(Stored records)

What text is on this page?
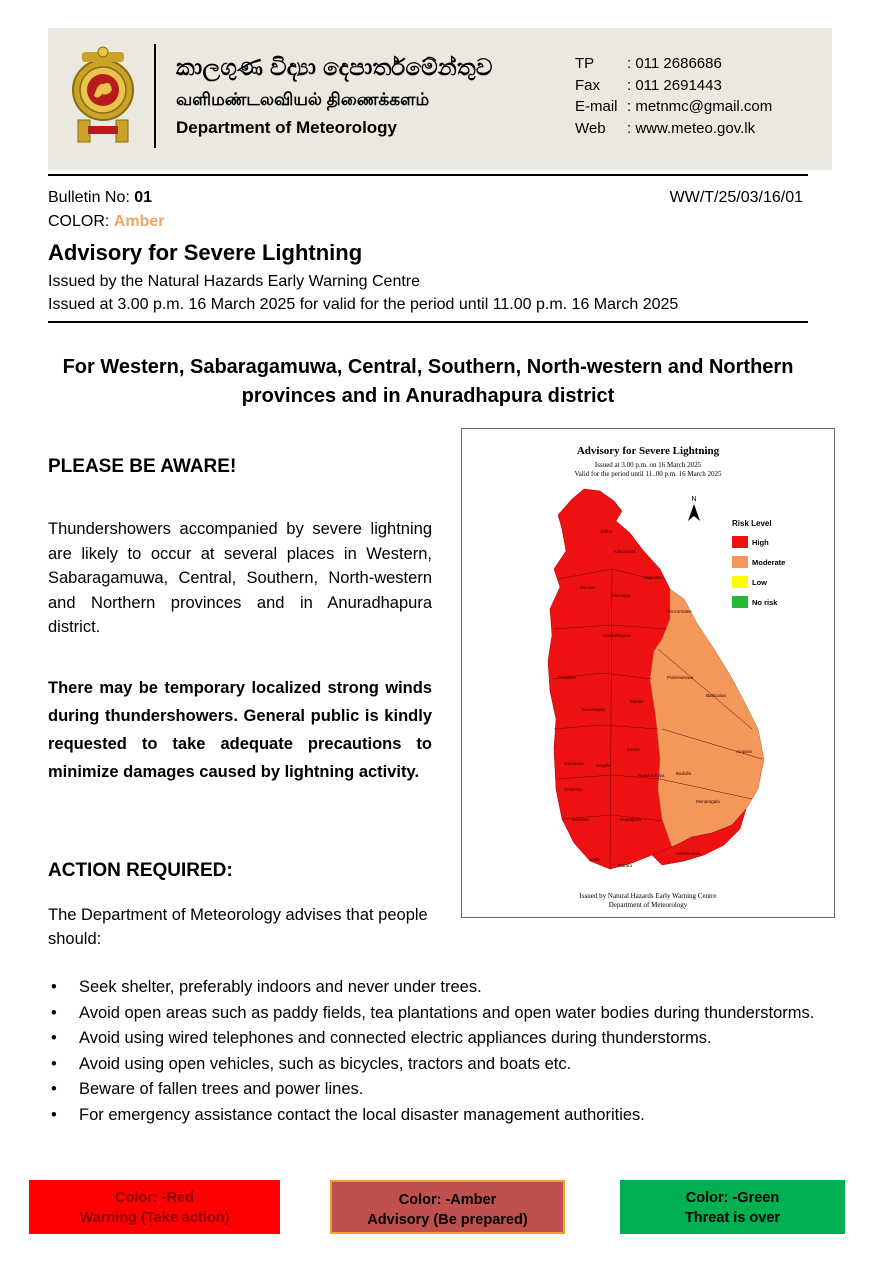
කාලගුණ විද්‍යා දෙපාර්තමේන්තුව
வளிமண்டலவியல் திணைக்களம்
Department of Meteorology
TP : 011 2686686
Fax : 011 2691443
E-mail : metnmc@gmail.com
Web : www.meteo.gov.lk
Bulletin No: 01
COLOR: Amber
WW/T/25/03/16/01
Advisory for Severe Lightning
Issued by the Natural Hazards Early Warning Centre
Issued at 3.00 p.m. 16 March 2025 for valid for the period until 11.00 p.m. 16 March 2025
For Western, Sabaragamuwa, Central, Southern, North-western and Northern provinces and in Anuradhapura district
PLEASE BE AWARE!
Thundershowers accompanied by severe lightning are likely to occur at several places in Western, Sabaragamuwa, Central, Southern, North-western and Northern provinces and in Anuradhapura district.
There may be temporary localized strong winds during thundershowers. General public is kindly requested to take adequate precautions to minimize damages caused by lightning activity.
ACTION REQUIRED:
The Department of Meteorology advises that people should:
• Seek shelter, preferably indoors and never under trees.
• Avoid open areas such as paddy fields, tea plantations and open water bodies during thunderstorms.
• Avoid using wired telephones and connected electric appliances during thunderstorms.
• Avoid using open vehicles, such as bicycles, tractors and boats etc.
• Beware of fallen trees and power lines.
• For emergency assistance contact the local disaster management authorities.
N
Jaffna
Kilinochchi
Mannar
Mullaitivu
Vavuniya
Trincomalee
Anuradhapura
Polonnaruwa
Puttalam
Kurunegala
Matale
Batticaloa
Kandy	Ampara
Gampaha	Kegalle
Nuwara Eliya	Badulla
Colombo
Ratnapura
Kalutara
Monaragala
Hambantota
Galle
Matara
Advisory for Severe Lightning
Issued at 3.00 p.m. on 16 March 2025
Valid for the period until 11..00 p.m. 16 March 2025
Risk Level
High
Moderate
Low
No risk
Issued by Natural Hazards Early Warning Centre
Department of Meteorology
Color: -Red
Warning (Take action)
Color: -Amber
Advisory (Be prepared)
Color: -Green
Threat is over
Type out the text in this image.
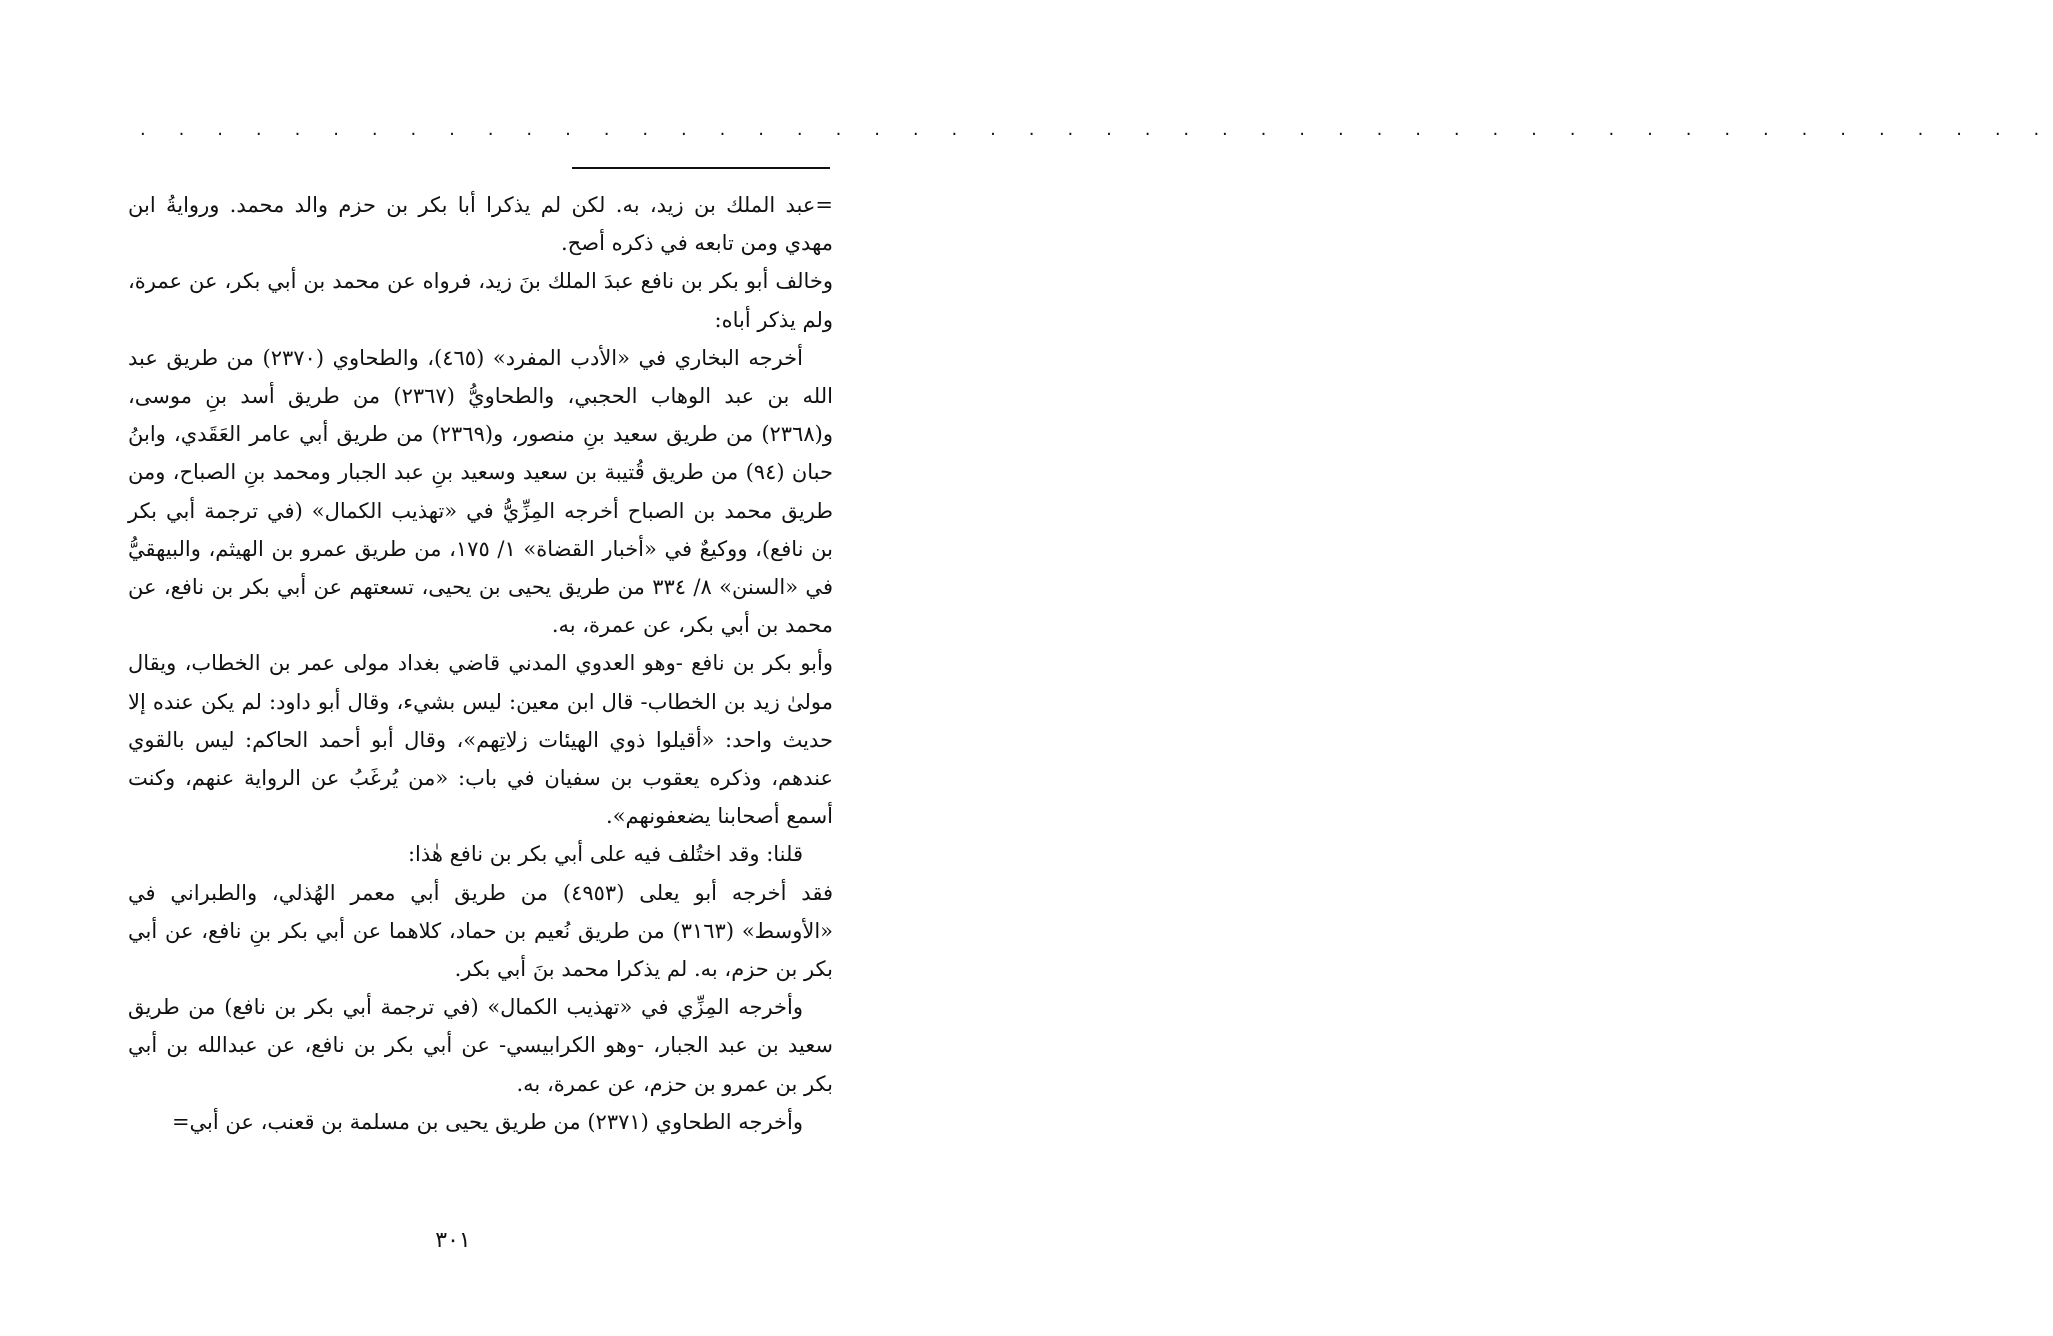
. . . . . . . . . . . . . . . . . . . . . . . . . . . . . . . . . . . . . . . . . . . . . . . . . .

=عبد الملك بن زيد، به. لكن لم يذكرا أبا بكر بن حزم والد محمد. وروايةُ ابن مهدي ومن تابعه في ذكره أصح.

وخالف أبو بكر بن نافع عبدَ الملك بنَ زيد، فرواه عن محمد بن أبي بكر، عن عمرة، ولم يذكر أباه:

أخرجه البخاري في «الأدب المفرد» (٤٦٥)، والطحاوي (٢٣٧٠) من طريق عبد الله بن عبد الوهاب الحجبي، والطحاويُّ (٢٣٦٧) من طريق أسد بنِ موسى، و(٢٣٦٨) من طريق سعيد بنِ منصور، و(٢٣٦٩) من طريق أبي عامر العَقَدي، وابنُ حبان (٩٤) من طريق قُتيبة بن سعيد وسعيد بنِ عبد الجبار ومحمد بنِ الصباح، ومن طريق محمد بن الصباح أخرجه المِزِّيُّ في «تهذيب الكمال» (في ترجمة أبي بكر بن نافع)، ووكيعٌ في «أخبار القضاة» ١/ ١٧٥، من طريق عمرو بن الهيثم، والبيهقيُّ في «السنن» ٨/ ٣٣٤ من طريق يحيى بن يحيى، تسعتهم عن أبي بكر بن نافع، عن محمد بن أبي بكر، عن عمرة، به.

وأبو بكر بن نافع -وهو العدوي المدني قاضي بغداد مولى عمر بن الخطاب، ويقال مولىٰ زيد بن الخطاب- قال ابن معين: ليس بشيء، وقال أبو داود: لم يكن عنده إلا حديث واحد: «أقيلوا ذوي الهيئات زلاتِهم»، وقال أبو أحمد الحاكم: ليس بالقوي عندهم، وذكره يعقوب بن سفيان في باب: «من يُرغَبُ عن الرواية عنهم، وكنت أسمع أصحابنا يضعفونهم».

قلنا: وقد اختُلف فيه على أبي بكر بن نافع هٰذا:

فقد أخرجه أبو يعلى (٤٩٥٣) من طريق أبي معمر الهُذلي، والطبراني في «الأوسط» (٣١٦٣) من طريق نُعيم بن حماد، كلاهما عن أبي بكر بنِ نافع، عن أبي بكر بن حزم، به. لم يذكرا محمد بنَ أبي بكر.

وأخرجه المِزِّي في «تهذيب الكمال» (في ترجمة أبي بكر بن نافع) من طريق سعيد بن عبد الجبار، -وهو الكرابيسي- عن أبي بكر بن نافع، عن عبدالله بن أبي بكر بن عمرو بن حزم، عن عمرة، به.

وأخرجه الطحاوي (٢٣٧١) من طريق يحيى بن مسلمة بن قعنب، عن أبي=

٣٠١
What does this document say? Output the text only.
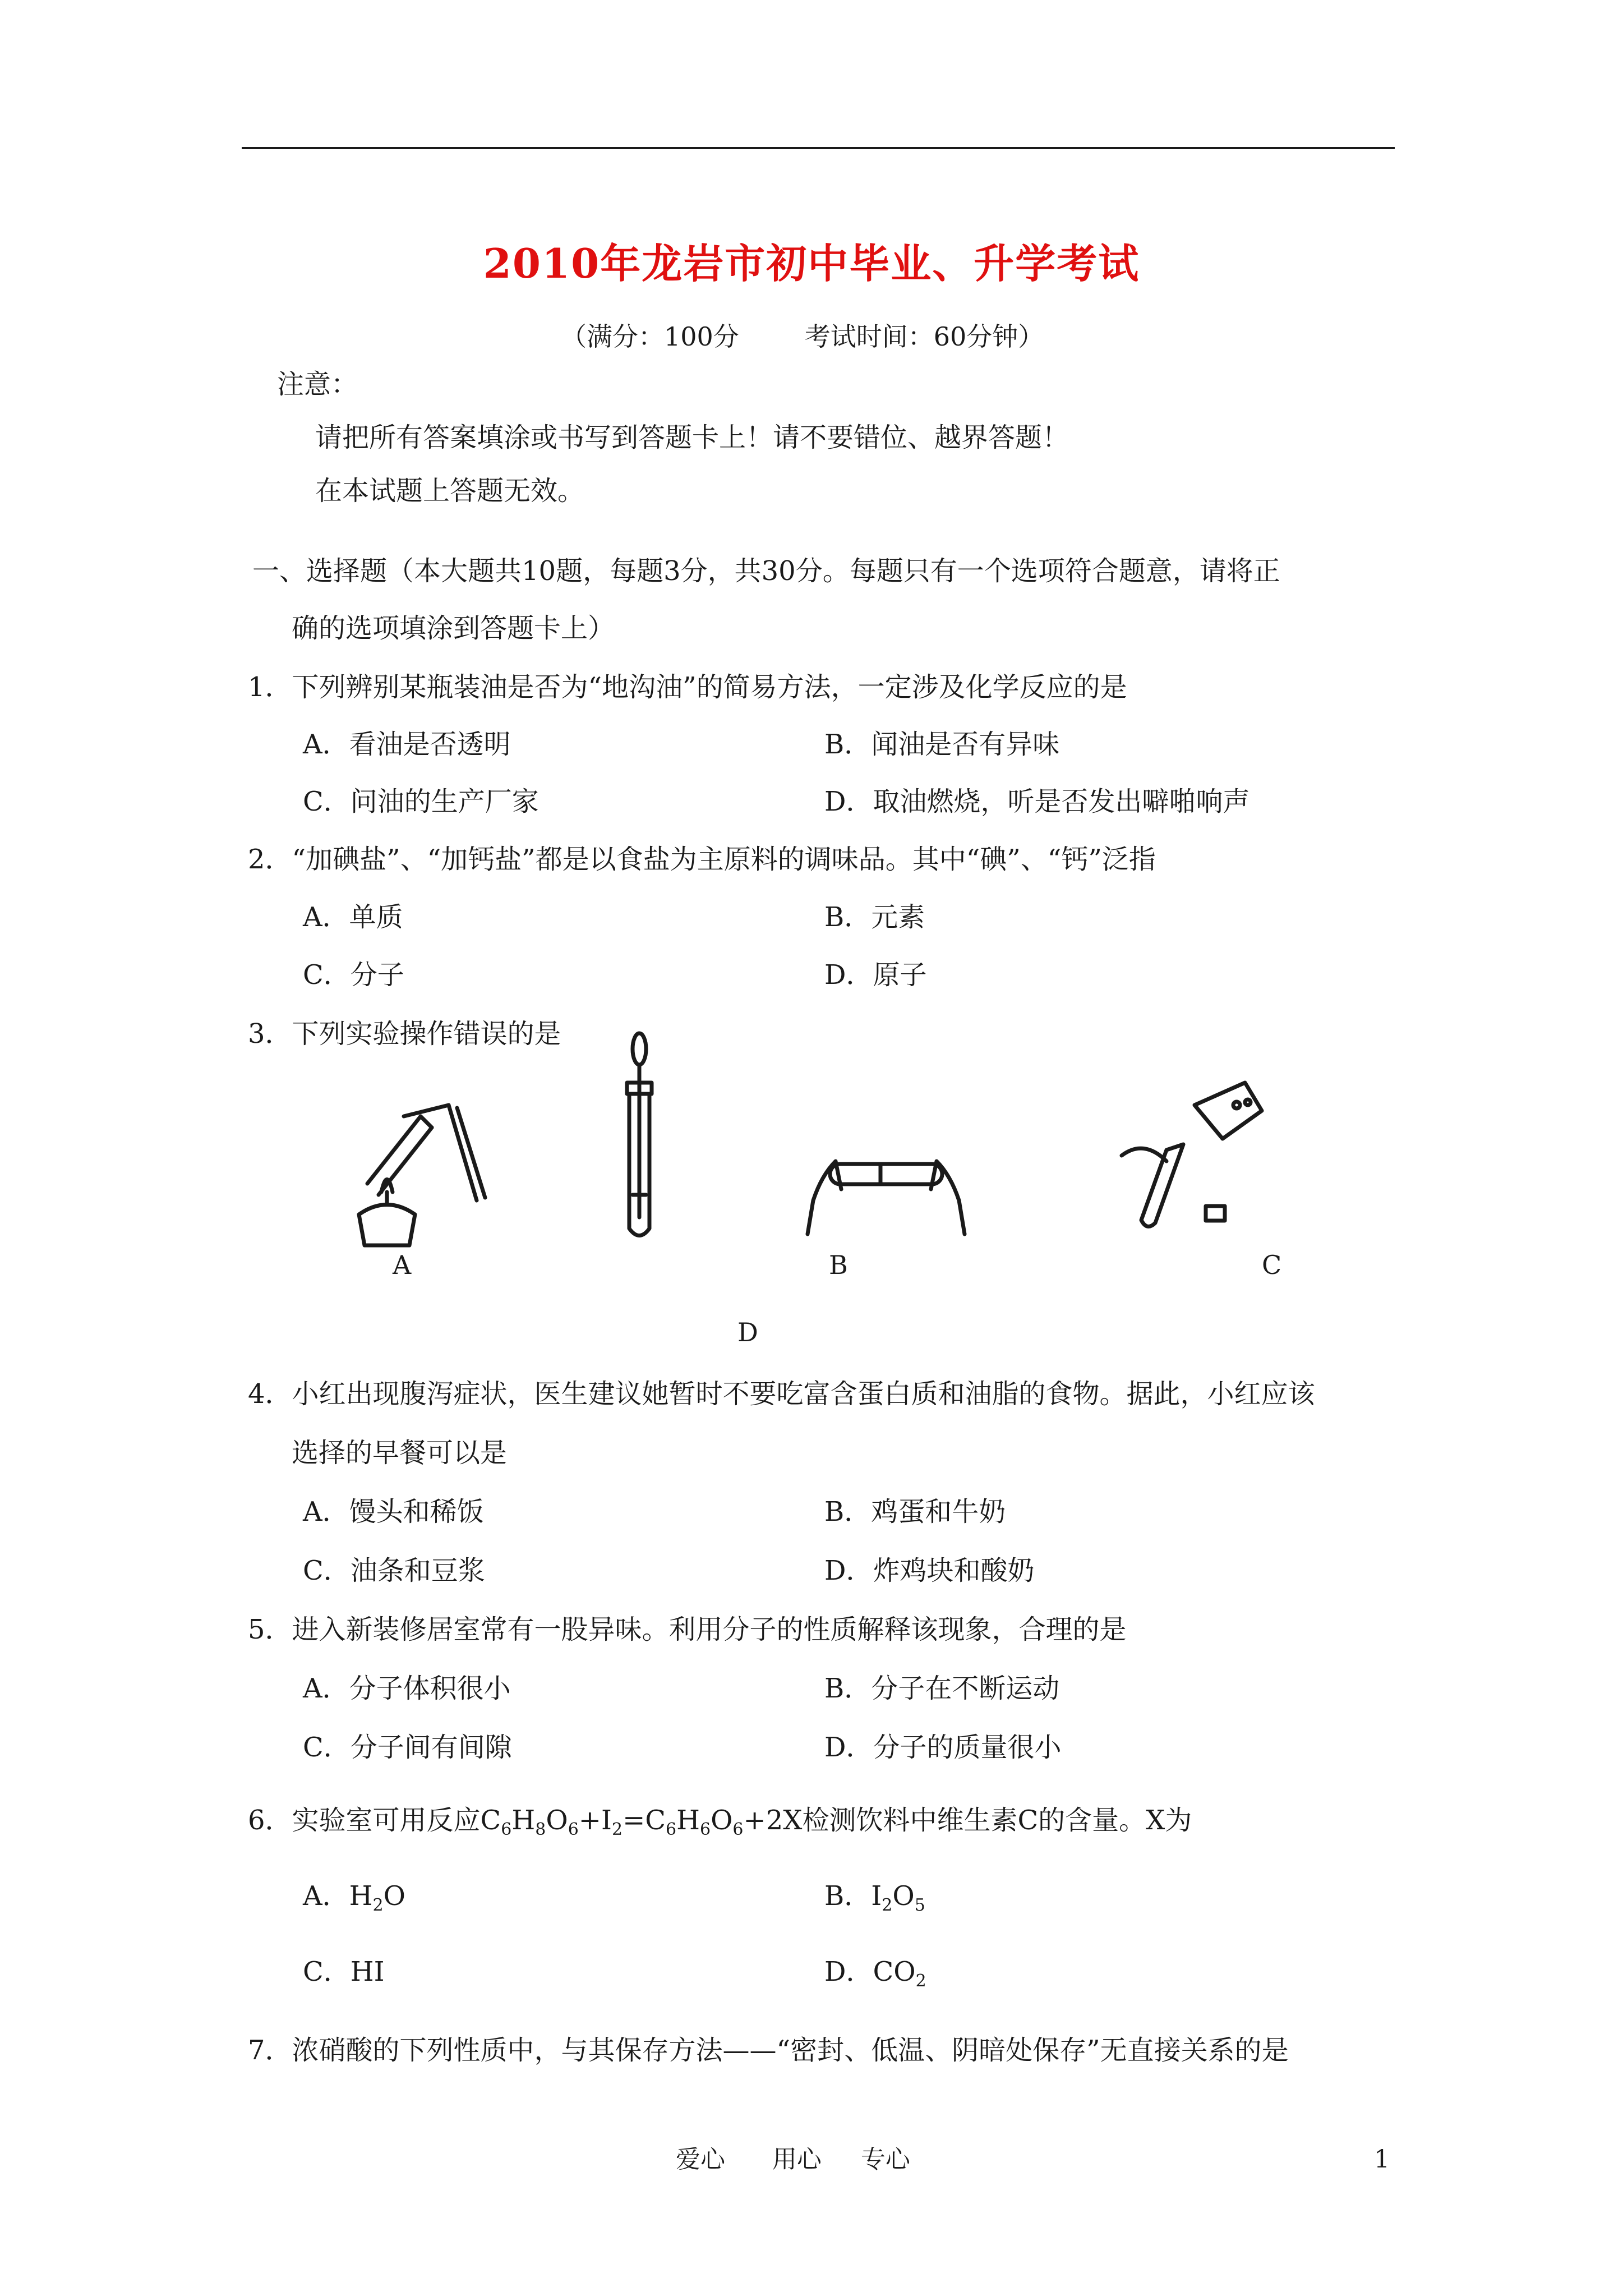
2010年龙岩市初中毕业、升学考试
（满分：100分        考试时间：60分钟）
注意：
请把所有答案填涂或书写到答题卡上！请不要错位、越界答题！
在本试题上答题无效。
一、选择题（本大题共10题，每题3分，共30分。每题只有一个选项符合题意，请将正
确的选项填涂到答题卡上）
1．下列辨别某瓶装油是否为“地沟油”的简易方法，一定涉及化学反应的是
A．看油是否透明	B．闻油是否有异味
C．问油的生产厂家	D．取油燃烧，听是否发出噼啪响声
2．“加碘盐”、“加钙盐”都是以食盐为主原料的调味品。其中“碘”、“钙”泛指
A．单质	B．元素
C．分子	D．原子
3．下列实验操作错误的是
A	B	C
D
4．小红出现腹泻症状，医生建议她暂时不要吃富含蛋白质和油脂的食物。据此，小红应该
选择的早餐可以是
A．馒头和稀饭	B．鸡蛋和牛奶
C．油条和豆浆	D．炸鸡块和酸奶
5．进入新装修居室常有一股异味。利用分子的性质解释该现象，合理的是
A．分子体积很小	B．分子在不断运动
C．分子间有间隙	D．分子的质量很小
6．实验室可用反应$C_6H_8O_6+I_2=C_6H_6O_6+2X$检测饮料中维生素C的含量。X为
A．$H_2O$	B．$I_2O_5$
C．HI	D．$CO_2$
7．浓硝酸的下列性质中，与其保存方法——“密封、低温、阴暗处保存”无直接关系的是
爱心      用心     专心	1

:: What this task involves ::
Show the lines where the word "الكمال" appears in the entries.

:: Correct output ::
أخرجه البخاري في «الأدب المفرد» (٤٦٥)، والطحاوي (٢٣٧٠) من طريق عبد الله بن عبد الوهاب الحجبي، والطحاويُّ (٢٣٦٧) من طريق أسد بنِ موسى، و(٢٣٦٨) من طريق سعيد بنِ منصور، و(٢٣٦٩) من طريق أبي عامر العَقَدي، وابنُ حبان (٩٤) من طريق قُتيبة بن سعيد وسعيد بنِ عبد الجبار ومحمد بنِ الصباح، ومن طريق محمد بن الصباح أخرجه المِزِّيُّ في «تهذيب الكمال» (في ترجمة أبي بكر بن نافع)، ووكيعٌ في «أخبار القضاة» ١/ ١٧٥، من طريق عمرو بن الهيثم، والبيهقيُّ في «السنن» ٨/ ٣٣٤ من طريق يحيى بن يحيى، تسعتهم عن أبي بكر بن نافع، عن محمد بن أبي بكر، عن عمرة، به.
وأخرجه المِزِّي في «تهذيب الكمال» (في ترجمة أبي بكر بن نافع) من طريق سعيد بن عبد الجبار، -وهو الكرابيسي- عن أبي بكر بن نافع، عن عبدالله بن أبي بكر بن عمرو بن حزم، عن عمرة، به.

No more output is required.